WORK TO BE COMPLETED.
Tell how many lines contain the word "JSON". Reply with the number only.

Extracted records
※
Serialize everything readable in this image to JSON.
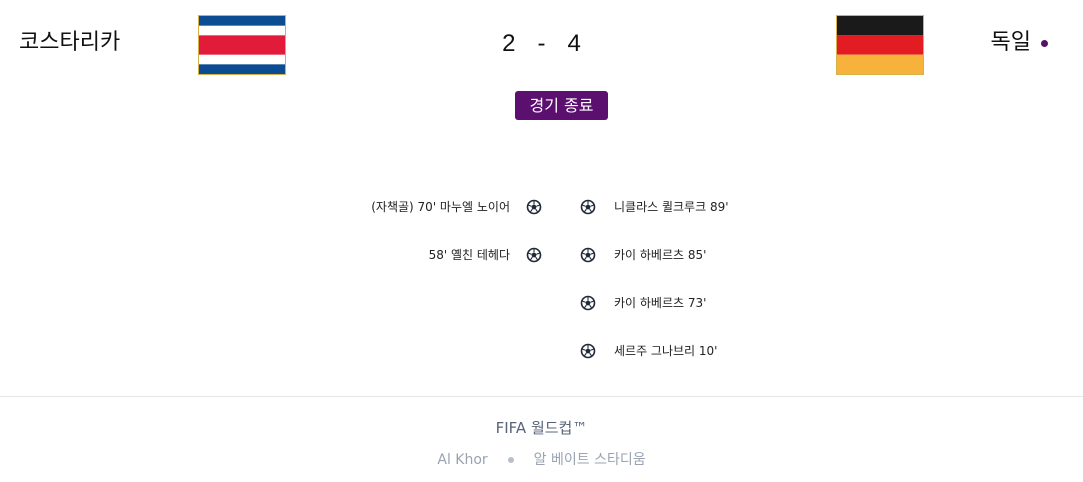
{
  "match": {
    "home": {
      "name": "코스타리카",
      "flag": "costa-rica-flag"
    },
    "away": {
      "name": "독일",
      "flag": "germany-flag"
    },
    "score": {
      "home": "2",
      "separator": "-",
      "away": "4"
    },
    "status": "경기 종료"
  },
  "scorers": {
    "home": [
      {
        "text": "(자책골) 70' 마누엘 노이어",
        "icon": "soccer-ball-icon"
      },
      {
        "text": "58' 옐친 테헤다",
        "icon": "soccer-ball-icon"
      }
    ],
    "away": [
      {
        "text": "니클라스 퀼크루크 89'",
        "icon": "soccer-ball-icon"
      },
      {
        "text": "카이 하베르츠 85'",
        "icon": "soccer-ball-icon"
      },
      {
        "text": "카이 하베르츠 73'",
        "icon": "soccer-ball-icon"
      },
      {
        "text": "세르주 그나브리 10'",
        "icon": "soccer-ball-icon"
      }
    ]
  },
  "footer": {
    "competition": "FIFA 월드컵™",
    "city": "Al Khor",
    "stadium": "알 베이트 스타디움"
  },
  "colors": {
    "accent": "#5b0f6e",
    "costa_rica_blue": "#0b4c93",
    "costa_rica_red": "#e31b3b",
    "germany_black": "#1a1a1a",
    "germany_red": "#e31b23",
    "germany_gold": "#f6b23a"
  }
}
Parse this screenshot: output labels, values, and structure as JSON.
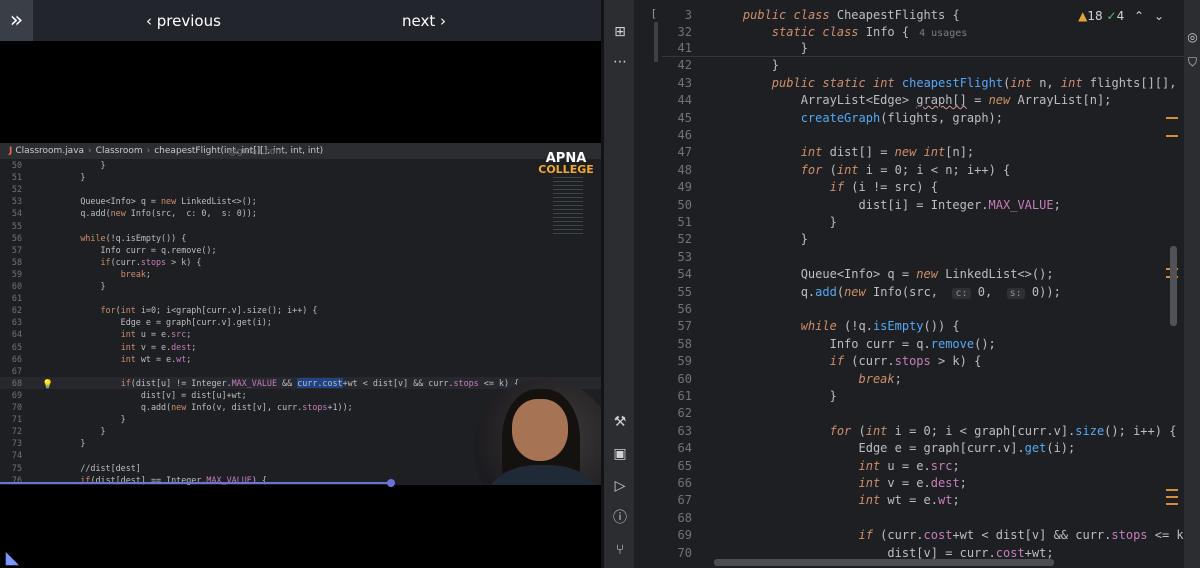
※
ANSWER BELOW.
2